**** PROVIDED MATERIAL
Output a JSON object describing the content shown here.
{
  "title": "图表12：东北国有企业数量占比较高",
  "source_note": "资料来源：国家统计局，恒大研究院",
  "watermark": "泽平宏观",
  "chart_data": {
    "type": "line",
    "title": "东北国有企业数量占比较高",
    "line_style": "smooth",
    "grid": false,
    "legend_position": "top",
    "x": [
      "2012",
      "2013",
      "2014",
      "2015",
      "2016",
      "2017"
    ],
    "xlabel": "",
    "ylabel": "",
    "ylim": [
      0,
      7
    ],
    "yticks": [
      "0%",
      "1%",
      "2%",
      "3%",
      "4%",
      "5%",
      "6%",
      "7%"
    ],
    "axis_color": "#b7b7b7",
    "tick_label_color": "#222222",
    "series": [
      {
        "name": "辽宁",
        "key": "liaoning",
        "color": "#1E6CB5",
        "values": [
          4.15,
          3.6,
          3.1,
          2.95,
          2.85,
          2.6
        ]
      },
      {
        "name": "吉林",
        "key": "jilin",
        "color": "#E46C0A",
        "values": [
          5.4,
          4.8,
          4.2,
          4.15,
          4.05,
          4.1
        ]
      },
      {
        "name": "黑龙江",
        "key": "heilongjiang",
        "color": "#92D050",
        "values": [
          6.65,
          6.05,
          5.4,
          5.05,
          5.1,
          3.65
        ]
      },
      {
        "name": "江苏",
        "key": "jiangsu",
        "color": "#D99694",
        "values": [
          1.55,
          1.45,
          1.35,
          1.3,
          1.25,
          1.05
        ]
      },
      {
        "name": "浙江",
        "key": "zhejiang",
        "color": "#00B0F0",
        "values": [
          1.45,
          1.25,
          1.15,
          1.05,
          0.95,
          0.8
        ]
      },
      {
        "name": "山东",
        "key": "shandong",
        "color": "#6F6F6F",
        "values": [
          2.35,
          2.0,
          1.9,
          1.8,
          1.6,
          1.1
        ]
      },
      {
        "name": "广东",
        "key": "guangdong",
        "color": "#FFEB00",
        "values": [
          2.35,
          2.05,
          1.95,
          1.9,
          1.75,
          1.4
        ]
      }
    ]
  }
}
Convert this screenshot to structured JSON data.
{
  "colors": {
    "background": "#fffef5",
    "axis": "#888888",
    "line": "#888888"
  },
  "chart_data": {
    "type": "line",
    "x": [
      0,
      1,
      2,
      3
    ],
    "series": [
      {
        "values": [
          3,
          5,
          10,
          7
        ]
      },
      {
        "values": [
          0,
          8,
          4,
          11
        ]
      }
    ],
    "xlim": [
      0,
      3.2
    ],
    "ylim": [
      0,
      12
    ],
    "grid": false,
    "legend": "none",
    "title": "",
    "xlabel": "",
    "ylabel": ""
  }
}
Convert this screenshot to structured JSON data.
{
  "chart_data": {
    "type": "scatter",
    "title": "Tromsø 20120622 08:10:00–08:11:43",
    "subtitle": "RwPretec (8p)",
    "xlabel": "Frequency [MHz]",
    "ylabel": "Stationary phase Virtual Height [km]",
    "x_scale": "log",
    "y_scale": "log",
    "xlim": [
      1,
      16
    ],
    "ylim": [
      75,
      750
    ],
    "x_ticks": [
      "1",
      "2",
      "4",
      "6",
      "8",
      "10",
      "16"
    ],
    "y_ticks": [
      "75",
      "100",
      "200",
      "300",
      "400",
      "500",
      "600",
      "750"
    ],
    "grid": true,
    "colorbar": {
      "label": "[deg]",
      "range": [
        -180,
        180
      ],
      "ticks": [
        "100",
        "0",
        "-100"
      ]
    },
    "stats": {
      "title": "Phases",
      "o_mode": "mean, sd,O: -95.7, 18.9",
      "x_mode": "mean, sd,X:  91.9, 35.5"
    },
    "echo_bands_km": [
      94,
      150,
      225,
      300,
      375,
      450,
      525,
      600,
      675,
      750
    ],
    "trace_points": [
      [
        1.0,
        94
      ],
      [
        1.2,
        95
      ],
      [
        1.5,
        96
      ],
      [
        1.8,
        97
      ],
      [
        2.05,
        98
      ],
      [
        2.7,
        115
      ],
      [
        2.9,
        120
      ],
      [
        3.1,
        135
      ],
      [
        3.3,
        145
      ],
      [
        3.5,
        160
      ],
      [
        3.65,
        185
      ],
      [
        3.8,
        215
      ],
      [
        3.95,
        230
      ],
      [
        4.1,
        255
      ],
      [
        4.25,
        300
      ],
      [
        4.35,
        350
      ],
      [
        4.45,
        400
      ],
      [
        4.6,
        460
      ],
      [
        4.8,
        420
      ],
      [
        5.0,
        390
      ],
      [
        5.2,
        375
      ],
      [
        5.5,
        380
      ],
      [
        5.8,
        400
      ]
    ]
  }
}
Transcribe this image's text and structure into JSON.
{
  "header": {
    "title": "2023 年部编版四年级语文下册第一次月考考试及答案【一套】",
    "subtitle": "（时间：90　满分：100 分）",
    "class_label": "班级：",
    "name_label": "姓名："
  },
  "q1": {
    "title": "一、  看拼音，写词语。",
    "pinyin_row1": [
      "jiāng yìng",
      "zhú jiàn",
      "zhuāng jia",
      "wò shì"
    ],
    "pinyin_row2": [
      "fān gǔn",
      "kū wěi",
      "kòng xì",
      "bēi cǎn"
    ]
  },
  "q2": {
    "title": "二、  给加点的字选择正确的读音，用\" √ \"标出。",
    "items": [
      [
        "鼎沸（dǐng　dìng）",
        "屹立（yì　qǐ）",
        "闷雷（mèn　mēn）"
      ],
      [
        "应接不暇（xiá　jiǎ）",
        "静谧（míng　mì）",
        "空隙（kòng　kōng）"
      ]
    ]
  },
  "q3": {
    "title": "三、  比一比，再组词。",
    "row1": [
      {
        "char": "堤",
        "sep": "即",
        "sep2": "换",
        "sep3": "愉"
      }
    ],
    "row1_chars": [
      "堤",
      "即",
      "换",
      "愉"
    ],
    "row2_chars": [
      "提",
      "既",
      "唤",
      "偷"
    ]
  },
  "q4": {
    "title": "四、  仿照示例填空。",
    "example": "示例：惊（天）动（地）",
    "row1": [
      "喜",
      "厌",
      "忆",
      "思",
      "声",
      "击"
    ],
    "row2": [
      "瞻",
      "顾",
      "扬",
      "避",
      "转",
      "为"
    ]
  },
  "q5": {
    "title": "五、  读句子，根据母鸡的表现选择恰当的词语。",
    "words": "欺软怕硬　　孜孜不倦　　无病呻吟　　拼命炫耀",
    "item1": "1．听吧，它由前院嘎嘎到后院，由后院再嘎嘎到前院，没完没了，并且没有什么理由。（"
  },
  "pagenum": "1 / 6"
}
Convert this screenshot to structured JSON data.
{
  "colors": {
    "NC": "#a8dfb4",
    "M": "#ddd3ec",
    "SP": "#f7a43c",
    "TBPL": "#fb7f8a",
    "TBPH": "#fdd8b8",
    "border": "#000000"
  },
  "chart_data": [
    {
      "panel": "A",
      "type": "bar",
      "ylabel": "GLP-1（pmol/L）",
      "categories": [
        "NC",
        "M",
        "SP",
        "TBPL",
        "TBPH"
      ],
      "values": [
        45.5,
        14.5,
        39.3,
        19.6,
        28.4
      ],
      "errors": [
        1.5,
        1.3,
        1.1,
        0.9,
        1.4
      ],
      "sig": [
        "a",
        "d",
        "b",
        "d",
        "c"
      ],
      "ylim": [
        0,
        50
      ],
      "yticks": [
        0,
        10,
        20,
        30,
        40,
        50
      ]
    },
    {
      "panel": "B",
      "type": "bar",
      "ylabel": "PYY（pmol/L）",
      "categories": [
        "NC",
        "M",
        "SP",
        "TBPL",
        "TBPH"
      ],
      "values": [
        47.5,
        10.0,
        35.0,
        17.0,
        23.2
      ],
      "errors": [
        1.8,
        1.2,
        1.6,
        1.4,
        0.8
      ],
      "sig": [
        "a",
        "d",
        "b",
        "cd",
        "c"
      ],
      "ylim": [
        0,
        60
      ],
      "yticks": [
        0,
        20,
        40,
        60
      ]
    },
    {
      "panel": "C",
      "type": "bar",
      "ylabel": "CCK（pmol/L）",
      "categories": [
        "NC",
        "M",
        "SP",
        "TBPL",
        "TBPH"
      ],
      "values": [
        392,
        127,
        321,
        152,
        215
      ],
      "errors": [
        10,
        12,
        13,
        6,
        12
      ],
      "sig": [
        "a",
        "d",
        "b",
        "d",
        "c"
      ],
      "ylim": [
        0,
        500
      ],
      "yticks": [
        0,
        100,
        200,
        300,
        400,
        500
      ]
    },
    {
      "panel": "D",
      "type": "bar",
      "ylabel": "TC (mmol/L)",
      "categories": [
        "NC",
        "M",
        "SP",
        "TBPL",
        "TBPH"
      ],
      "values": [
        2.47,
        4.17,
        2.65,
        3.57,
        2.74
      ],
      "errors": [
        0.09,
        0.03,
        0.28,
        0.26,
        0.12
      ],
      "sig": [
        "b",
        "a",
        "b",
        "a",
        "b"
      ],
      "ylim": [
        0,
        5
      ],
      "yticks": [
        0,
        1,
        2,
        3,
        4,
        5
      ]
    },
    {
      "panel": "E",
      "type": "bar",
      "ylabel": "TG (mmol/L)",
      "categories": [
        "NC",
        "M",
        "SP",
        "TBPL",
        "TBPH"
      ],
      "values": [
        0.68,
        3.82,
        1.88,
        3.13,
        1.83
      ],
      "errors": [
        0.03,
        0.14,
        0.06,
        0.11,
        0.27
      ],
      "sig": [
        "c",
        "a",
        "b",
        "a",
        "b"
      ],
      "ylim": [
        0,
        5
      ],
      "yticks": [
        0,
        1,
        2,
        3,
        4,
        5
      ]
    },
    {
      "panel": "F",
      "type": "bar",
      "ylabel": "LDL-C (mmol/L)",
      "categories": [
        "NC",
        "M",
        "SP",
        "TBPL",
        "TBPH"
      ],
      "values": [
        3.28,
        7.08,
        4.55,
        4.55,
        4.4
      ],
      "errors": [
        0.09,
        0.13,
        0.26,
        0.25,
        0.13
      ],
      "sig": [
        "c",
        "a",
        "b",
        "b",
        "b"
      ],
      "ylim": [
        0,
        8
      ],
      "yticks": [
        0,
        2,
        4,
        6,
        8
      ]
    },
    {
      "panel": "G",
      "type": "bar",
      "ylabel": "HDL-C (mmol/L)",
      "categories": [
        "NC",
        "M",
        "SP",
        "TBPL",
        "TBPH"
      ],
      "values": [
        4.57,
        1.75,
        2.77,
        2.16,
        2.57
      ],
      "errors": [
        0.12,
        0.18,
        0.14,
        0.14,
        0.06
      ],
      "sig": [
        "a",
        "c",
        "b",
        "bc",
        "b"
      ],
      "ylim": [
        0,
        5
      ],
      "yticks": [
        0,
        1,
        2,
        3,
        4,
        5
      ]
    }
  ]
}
********
# EXERCISE:
Using the listing above, show each line holding the string "mean".

# RIGHT ANSWER:
      "o_mode": "mean, sd,O: -95.7, 18.9",
      "x_mode": "mean, sd,X:  91.9, 35.5"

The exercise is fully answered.